-- start of Stored rows --
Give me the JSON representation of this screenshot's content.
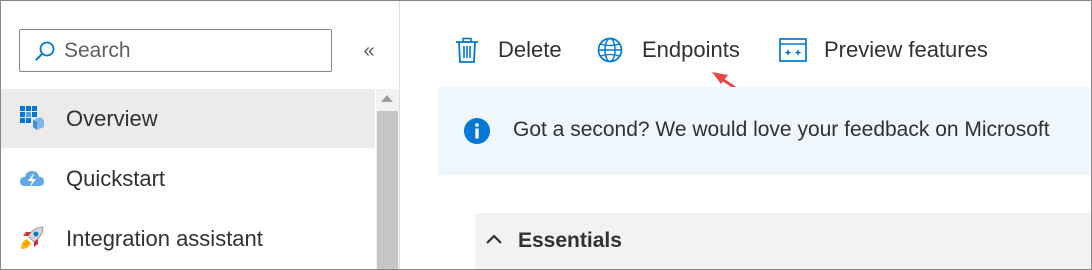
{
  "sidebar": {
    "search": {
      "placeholder": "Search",
      "value": ""
    },
    "collapse_label": "«",
    "items": [
      {
        "label": "Overview",
        "icon": "overview-icon",
        "active": true
      },
      {
        "label": "Quickstart",
        "icon": "cloud-bolt-icon",
        "active": false
      },
      {
        "label": "Integration assistant",
        "icon": "rocket-icon",
        "active": false
      }
    ]
  },
  "toolbar": {
    "delete_label": "Delete",
    "endpoints_label": "Endpoints",
    "preview_label": "Preview features"
  },
  "banner": {
    "message": "Got a second? We would love your feedback on Microsoft"
  },
  "essentials": {
    "label": "Essentials",
    "expanded": true
  },
  "colors": {
    "accent": "#0078d4",
    "arrow": "#e8474c",
    "banner_bg": "#eff6fc",
    "active_bg": "#edebe9"
  }
}
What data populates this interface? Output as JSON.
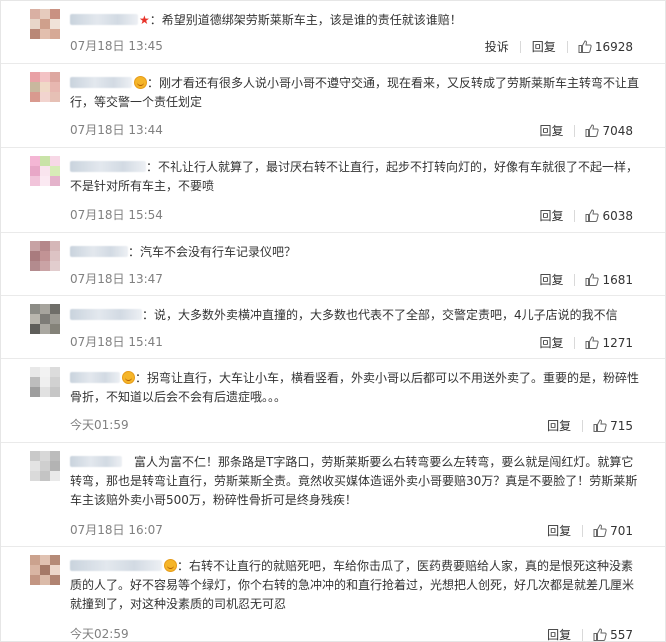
{
  "comments": [
    {
      "text": "希望别道德绑架劳斯莱斯车主，该是谁的责任就该谁赔！",
      "time": "07月18日 13:45",
      "report": "投诉",
      "reply": "回复",
      "likes": "16928",
      "badge": "star"
    },
    {
      "text": "刚才看还有很多人说小哥小哥不遵守交通，现在看来，又反转成了劳斯莱斯车主转弯不让直行，等交警一个责任划定",
      "time": "07月18日 13:44",
      "reply": "回复",
      "likes": "7048",
      "badge": "smile"
    },
    {
      "text": "不礼让行人就算了，最讨厌右转不让直行，起步不打转向灯的，好像有车就很了不起一样，不是针对所有车主，不要喷",
      "time": "07月18日 15:54",
      "reply": "回复",
      "likes": "6038",
      "badge": ""
    },
    {
      "text": "汽车不会没有行车记录仪吧？",
      "time": "07月18日 13:47",
      "reply": "回复",
      "likes": "1681",
      "badge": ""
    },
    {
      "text": "说，大多数外卖横冲直撞的，大多数也代表不了全部，交警定责吧，4儿子店说的我不信",
      "time": "07月18日 15:41",
      "reply": "回复",
      "likes": "1271",
      "badge": ""
    },
    {
      "text": "拐弯让直行，大车让小车，横看竖看，外卖小哥以后都可以不用送外卖了。重要的是，粉碎性骨折，不知道以后会不会有后遗症哦。。。",
      "time": "今天01:59",
      "reply": "回复",
      "likes": "715",
      "badge": "smile"
    },
    {
      "text": "富人为富不仁！那条路是T字路口，劳斯莱斯要么右转弯要么左转弯，要么就是闯红灯。就算它转弯，那也是转弯让直行，劳斯莱斯全责。竟然收买媒体造谣外卖小哥要赔30万？真是不要脸了！劳斯莱斯车主该赔外卖小哥500万，粉碎性骨折可是终身残疾！",
      "time": "07月18日 16:07",
      "reply": "回复",
      "likes": "701",
      "badge": ""
    },
    {
      "text": "右转不让直行的就赔死吧，车给你击瓜了，医药费要赔给人家，真的是恨死这种没素质的人了。好不容易等个绿灯，你个右转的急冲冲的和直行抢着过，光想把人创死，好几次都是就差几厘米就撞到了，对这种没素质的司机忍无可忍",
      "time": "今天02:59",
      "reply": "回复",
      "likes": "557",
      "badge": "smile"
    }
  ]
}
-- end of Stored rows --
_Given instruction_:
Which lines of the data include "icon"? Copy each of them.

_Answer to this exercise_:
        "icon": "overview-icon",
        "icon": "cloud-bolt-icon",
        "icon": "rocket-icon",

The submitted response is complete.